### Short problem
Below is a listing. Gather each line of it that contains "increase".

Rows from a figure dataset

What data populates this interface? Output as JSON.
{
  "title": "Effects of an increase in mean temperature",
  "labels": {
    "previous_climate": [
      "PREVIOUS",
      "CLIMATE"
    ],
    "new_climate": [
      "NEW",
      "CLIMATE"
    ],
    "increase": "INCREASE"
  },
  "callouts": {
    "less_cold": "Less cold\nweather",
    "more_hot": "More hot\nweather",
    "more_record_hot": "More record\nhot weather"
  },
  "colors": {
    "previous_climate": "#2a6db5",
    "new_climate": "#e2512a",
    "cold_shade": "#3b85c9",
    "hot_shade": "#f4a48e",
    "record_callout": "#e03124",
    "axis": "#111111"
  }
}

### Complete answer
  "title": "Effects of an increase in mean temperature",
    "increase": "INCREASE"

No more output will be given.